## Task prompt
Review the listing and copy each line that holds the word "Bike".

## Records supplied
'''

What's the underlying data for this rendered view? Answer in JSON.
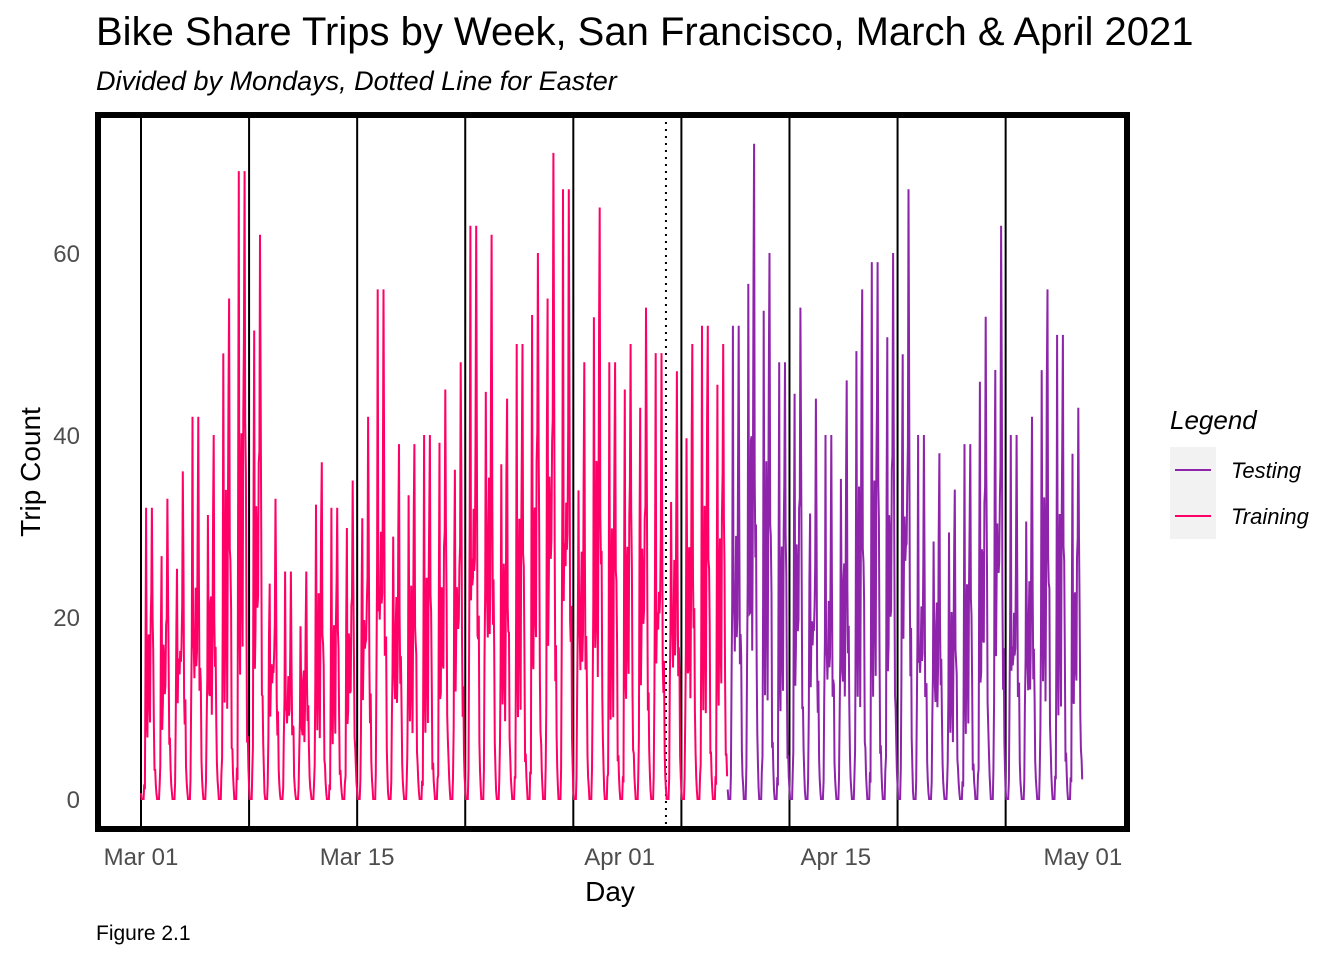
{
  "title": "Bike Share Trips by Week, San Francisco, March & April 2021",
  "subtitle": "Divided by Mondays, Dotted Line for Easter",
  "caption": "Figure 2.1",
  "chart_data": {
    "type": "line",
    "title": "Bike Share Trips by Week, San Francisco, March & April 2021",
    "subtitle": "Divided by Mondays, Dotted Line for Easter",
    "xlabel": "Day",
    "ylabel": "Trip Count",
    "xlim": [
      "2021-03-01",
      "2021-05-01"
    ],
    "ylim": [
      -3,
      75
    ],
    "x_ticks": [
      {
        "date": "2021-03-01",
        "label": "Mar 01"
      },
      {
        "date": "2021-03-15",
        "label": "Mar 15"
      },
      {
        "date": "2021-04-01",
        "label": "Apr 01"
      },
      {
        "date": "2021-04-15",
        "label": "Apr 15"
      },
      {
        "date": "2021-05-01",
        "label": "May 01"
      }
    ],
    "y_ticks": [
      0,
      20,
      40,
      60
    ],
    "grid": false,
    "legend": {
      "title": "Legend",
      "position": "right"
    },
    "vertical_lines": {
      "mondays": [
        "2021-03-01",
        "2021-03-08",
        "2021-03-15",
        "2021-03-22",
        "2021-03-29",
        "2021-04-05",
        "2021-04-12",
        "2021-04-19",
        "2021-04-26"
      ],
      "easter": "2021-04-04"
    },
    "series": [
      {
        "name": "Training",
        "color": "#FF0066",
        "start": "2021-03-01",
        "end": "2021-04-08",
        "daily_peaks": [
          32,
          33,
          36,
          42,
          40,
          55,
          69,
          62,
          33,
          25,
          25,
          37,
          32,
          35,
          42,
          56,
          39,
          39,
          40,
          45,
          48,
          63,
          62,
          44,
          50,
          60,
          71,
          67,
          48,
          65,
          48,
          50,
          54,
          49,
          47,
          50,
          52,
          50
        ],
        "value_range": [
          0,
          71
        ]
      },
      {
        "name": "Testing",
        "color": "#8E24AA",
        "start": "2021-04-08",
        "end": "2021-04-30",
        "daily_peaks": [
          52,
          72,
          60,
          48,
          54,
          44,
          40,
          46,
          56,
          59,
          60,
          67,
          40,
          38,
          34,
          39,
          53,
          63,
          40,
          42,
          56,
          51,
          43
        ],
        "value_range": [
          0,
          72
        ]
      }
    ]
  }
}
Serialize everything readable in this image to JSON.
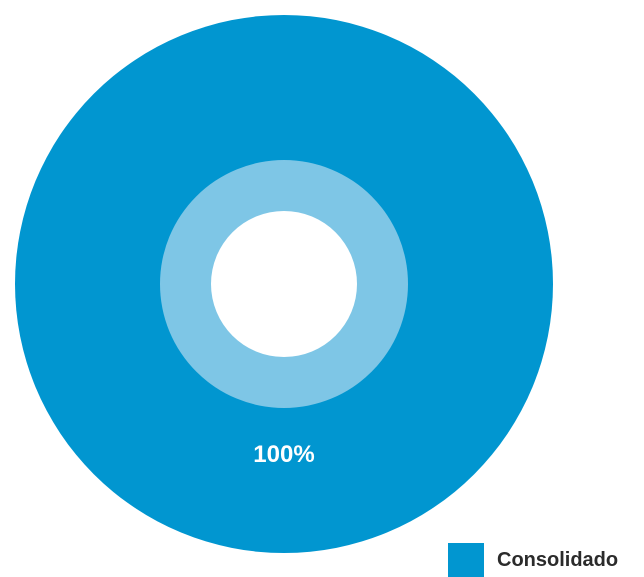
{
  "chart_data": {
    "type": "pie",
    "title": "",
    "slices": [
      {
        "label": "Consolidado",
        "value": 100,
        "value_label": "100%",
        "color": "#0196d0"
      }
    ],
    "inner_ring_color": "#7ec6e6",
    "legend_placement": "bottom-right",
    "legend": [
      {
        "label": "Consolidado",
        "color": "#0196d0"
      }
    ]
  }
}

'''

## Response to this exercise
  "title": "Bike Share Trips by Week, San Francisco, March & April 2021",
    "title": "Bike Share Trips by Week, San Francisco, March & April 2021",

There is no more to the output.